Problems to work on:
(a) Check each statement against the FLOX performance guide. For each, answer yes or no and quote the words of the guide that decide it. (i) The event bus holds 4096 events by default. (ii) Event bus capacity may be set to any whole number. (iii) Link-time optimization has to be switched on by hand.
(b) Carry the FLOX performance guide on past its last line, keeping its style of short headed sections with code.

Text to read:

Optimize Performance¶

Tune FLOX for minimum latency.

Build Optimization¶

Release Build¶

cmake .. \
  -DCMAKE_BUILD_TYPE=Release \
  -DCMAKE_CXX_FLAGS="-O3 -march=native -flto"

Default release flags in FLOX:

$<$<CONFIG:Release>:-O3 -march=native -flto -funroll-loops>

Link-Time Optimization¶

Already enabled by default with -flto. Ensure your compiler supports it:

g++ --version  # GCC 13+ recommended

Event Bus Tuning¶

Capacity¶

Default: 4096 events. For high-frequency feeds, increase:

cmake .. -DFLOX_DEFAULT_EVENTBUS_CAPACITY=16384

Or per-bus:

using HighCapacityBus = EventBus<TradeEvent, 16384>;

Capacity must be power of 2.

Consumer Limit¶

Default: 128 consumers. Adjust if needed:

cmake .. -DFLOX_DEFAULT_EVENTBUS_MAX_CONSUMERS=256

Memory Optimization¶

Pre-allocate Pools¶

Size pools to handle peak load without exhaustion:

// For 3 consumers at 10ms processing, 1000 events/sec:
// In-flight ≈ 3 × 10ms × 1000/sec = 30 events
// Add headroom: 64-128

pool::Pool<BookUpdateEvent, 128> bookPool;

Monitor pool usage:

size_t inUse = bookPool.inUse();
if (inUse > threshold) {
  FLOX_LOG("Warning: pool usage high: " << inUse);
}

Avoid Allocations in Hot Path¶

Don't:

void onTrade(const TradeEvent& ev) {
  auto data = std::make_unique<Data>();  // BAD: allocation
  std::string s = std::to_string(ev.trade.price.toDouble());  // BAD
}

Do:

class MyStrategy : public IStrategy {
  Data _data;  // Pre-allocated member
  char _buffer[128];  // Pre-allocated buffer

  void onTrade(const TradeEvent& ev) {
    _data.process(ev);  // Use pre-allocated
    snprintf(_buffer, sizeof(_buffer), "%.2f", ev.trade.price.toDouble());
  }
};

CPU Optimization¶

CPU Affinity¶

See Configure CPU Affinity for details.

Quick setup:

#if FLOX_CPU_AFFINITY_ENABLED
tradeBus.setupOptimalConfiguration(TradeBus::ComponentType::MARKET_DATA, true);
#endif

Disable Frequency Scaling¶

echo performance | sudo tee /sys/devices/system/cpu/cpu*/cpufreq/scaling_governor

Isolate CPUs¶

Kernel parameters:

isolcpus=2,3,4,5 nohz_full=2,3,4,5 rcu_nocbs=2,3,4,5

Strategy Optimization¶

Filter Early¶

void onTrade(const TradeEvent& ev) {
  // Filter first line — reject early
  if (ev.trade.symbol != _symbol) return;
  if (ev.trade.price < _minPrice) return;

  // Expensive processing only for relevant events
  processSignal(ev);
}

Avoid Branches in Hot Path¶

// BAD: Branch in tight loop
for (const auto& level : book.bids) {
  if (level.price > threshold) {
    total += level.quantity;
  }
}

// BETTER: Branchless or predictable branch
// (compiler may optimize, but be aware)

Information provided:
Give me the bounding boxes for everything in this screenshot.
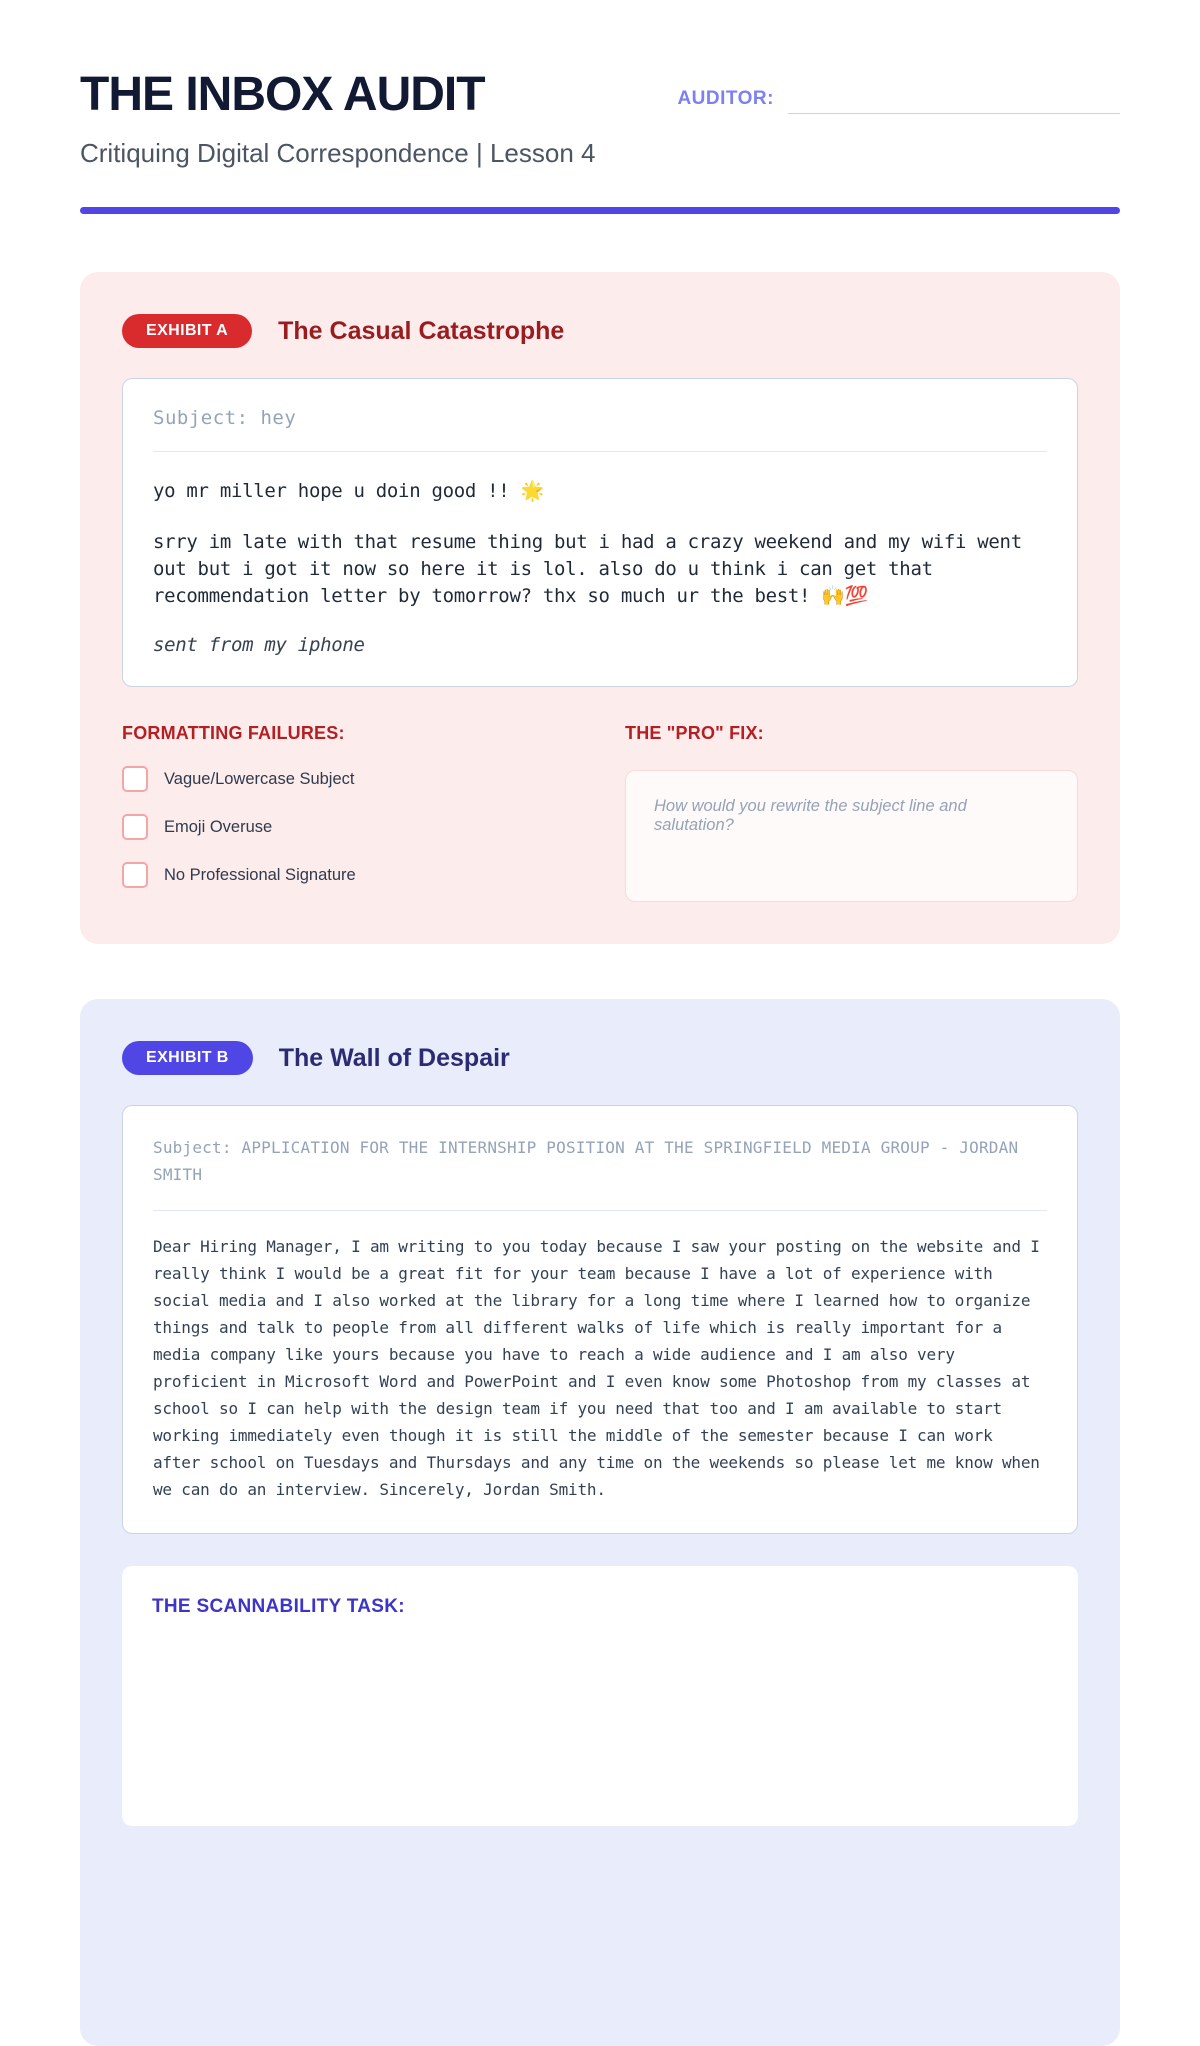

Responses in order:
(a)
(i) Yes: "Default: 4096 events."
(ii) No: "Capacity must be power of 2."
(iii) No: "Already enabled by default with -flto."

(b)
Cache Friendly Access¶

// BAD: Random access
for (int i : randomIndices) {
  process(data[i]);
}

// GOOD: Sequential access
for (const auto& item : data) {
  process(item);
}

Logging Optimization¶

Disable in Hot Path¶

#if NO_COUT
  FLOX_LOG_OFF();
#endif

// Run strategy

#if NO_COUT
  FLOX_LOG_ON();
#endif

Use Conditional Logging¶

#ifdef DEBUG
  FLOX_LOG("Trade: " << ev.trade.price.toDouble());
#endif

Profiling¶

Enable Tracy¶

cmake .. -DFLOX_ENABLE_TRACY=ON

Use profiling macros:

void onTrade(const TradeEvent& ev) {
  FLOX_PROFILE_SCOPE("Strategy::onTrade");

  // Your code...
}

Measure Latency¶

class LatencyTracker {
  std::vector<int64_t> _samples;

public:
  void record(int64_t latency_ns) {
    _samples.push_back(latency_ns);
  }

  void report() {
    std::sort(_samples.begin(), _samples.end());
    size_t n = _samples.size();

    std::cout << "p50: " << _samples[n * 0.50] << " ns\n";
    std::cout << "p99: " << _samples[n * 0.99] << " ns\n";
    std::cout << "max: " << _samples.back() << " ns\n";
  }
};

Compression Trade-offs¶

For replay: - No compression: Fastest read, largest files - LZ4: ~3-5x compression, small CPU overhead

For recording, LZ4 is usually worth it:

WriterConfig config;
config.compression = CompressionType::LZ4;  // Good default

Network Optimization¶

Socket Tuning¶

# Increase receive buffer
sudo sysctl -w net.core.rmem_max=16777216
sudo sysctl -w net.core.rmem_default=16777216

Busy-poll¶

For lowest latency with kernel 4.11+:

sudo sysctl -w net.core.busy_poll=50
sudo sysctl -w net.core.busy_read=50

Checklist¶

[ ] Release build with -O3 -march=native -flto
[ ] EventBus capacity sized for peak load
[ ] Object pools pre-allocated
[ ] No allocations in callbacks
[ ] CPU affinity configured (if dedicated hardware)
[ ] CPU frequency scaling disabled
[ ] Logging disabled during benchmarks
[ ] Profiling enabled during tuning
[ ] Socket buffers increased
[ ] Kernel parameters tuned (isolated CPUs, etc.)

Benchmarking¶

Run included benchmarks:

cmake .. -DFLOX_ENABLE_BENCHMARKS=ON
make -j
./benchmarks/binary_log_benchmark
./benchmarks/nlevel_order_book_benchmark

Run your own latency measurements to establish baseline for your hardware.